Aim of the exercise
Output the records. Match them exactly.

Extracted entries
*****
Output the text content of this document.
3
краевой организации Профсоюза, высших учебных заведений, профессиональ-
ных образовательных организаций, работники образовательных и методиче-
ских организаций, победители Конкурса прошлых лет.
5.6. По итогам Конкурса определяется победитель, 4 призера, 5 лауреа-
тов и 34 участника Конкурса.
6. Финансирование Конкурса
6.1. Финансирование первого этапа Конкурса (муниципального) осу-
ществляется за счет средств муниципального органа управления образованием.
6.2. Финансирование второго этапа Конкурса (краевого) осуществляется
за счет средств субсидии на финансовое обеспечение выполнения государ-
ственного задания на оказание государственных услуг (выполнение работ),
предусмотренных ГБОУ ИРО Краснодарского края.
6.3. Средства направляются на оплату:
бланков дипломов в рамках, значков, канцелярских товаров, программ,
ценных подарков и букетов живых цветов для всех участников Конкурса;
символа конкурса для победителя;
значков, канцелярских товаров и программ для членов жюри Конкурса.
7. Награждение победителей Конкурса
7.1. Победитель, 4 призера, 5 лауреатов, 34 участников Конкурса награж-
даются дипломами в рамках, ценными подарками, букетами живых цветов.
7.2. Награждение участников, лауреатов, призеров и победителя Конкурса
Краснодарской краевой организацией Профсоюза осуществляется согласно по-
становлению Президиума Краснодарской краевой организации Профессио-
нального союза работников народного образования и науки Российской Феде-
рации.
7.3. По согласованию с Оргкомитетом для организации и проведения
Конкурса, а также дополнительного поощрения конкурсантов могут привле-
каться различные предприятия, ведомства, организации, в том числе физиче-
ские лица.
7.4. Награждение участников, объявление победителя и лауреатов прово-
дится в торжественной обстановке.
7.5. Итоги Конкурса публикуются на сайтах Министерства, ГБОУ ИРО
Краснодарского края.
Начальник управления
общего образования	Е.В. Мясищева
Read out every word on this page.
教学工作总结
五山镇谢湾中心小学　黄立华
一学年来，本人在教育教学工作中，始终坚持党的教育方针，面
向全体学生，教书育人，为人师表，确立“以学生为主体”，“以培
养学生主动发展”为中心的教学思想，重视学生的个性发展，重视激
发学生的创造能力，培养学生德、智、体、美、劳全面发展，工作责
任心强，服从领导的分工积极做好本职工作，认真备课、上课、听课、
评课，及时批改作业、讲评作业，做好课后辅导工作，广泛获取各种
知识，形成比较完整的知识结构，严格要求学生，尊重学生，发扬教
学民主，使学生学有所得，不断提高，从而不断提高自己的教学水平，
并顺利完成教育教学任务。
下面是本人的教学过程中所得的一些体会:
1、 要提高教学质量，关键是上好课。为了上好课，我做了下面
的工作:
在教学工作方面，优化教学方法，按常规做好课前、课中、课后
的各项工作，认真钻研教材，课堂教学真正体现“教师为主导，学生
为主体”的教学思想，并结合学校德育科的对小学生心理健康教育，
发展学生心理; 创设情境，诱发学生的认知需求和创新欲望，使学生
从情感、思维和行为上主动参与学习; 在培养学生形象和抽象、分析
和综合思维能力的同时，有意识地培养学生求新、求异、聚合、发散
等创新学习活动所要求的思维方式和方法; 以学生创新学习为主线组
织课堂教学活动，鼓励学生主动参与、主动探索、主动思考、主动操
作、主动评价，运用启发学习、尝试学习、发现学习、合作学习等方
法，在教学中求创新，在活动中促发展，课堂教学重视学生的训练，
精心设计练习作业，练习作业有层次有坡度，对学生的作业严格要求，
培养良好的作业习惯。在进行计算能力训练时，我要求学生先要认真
*****
The reply
Output the text content of this document.
3
краевой организации Профсоюза, высших учебных заведений, профессиональ-
ных образовательных организаций, работники образовательных и методиче-
ских организаций, победители Конкурса прошлых лет.
5.6. По итогам Конкурса определяется победитель, 4 призера, 5 лауреа-
тов и 34 участника Конкурса.
6. Финансирование Конкурса
6.1. Финансирование первого этапа Конкурса (муниципального) осу-
ществляется за счет средств муниципального органа управления образованием.
6.2. Финансирование второго этапа Конкурса (краевого) осуществляется
за счет средств субсидии на финансовое обеспечение выполнения государ-
ственного задания на оказание государственных услуг (выполнение работ),
предусмотренных ГБОУ ИРО Краснодарского края.
6.3. Средства направляются на оплату:
бланков дипломов в рамках, значков, канцелярских товаров, программ,
ценных подарков и букетов живых цветов для всех участников Конкурса;
символа конкурса для победителя;
значков, канцелярских товаров и программ для членов жюри Конкурса.
7. Награждение победителей Конкурса
7.1. Победитель, 4 призера, 5 лауреатов, 34 участников Конкурса награж-
даются дипломами в рамках, ценными подарками, букетами живых цветов.
7.2. Награждение участников, лауреатов, призеров и победителя Конкурса
Краснодарской краевой организацией Профсоюза осуществляется согласно по-
становлению Президиума Краснодарской краевой организации Профессио-
нального союза работников народного образования и науки Российской Феде-
рации.
7.3. По согласованию с Оргкомитетом для организации и проведения
Конкурса, а также дополнительного поощрения конкурсантов могут привле-
каться различные предприятия, ведомства, организации, в том числе физиче-
ские лица.
7.4. Награждение участников, объявление победителя и лауреатов прово-
дится в торжественной обстановке.
7.5. Итоги Конкурса публикуются на сайтах Министерства, ГБОУ ИРО
Краснодарского края.
Начальник управления
общего образования	Е.В. Мясищева
Read out every word on this page.
教学工作总结
五山镇谢湾中心小学　黄立华
一学年来，本人在教育教学工作中，始终坚持党的教育方针，面
向全体学生，教书育人，为人师表，确立“以学生为主体”，“以培
养学生主动发展”为中心的教学思想，重视学生的个性发展，重视激
发学生的创造能力，培养学生德、智、体、美、劳全面发展，工作责
任心强，服从领导的分工积极做好本职工作，认真备课、上课、听课、
评课，及时批改作业、讲评作业，做好课后辅导工作，广泛获取各种
知识，形成比较完整的知识结构，严格要求学生，尊重学生，发扬教
学民主，使学生学有所得，不断提高，从而不断提高自己的教学水平，
并顺利完成教育教学任务。
下面是本人的教学过程中所得的一些体会:
1、 要提高教学质量，关键是上好课。为了上好课，我做了下面
的工作:
在教学工作方面，优化教学方法，按常规做好课前、课中、课后
的各项工作，认真钻研教材，课堂教学真正体现“教师为主导，学生
为主体”的教学思想，并结合学校德育科的对小学生心理健康教育，
发展学生心理; 创设情境，诱发学生的认知需求和创新欲望，使学生
从情感、思维和行为上主动参与学习; 在培养学生形象和抽象、分析
和综合思维能力的同时，有意识地培养学生求新、求异、聚合、发散
等创新学习活动所要求的思维方式和方法; 以学生创新学习为主线组
织课堂教学活动，鼓励学生主动参与、主动探索、主动思考、主动操
作、主动评价，运用启发学习、尝试学习、发现学习、合作学习等方
法，在教学中求创新，在活动中促发展，课堂教学重视学生的训练，
精心设计练习作业，练习作业有层次有坡度，对学生的作业严格要求，
培养良好的作业习惯。在进行计算能力训练时，我要求学生先要认真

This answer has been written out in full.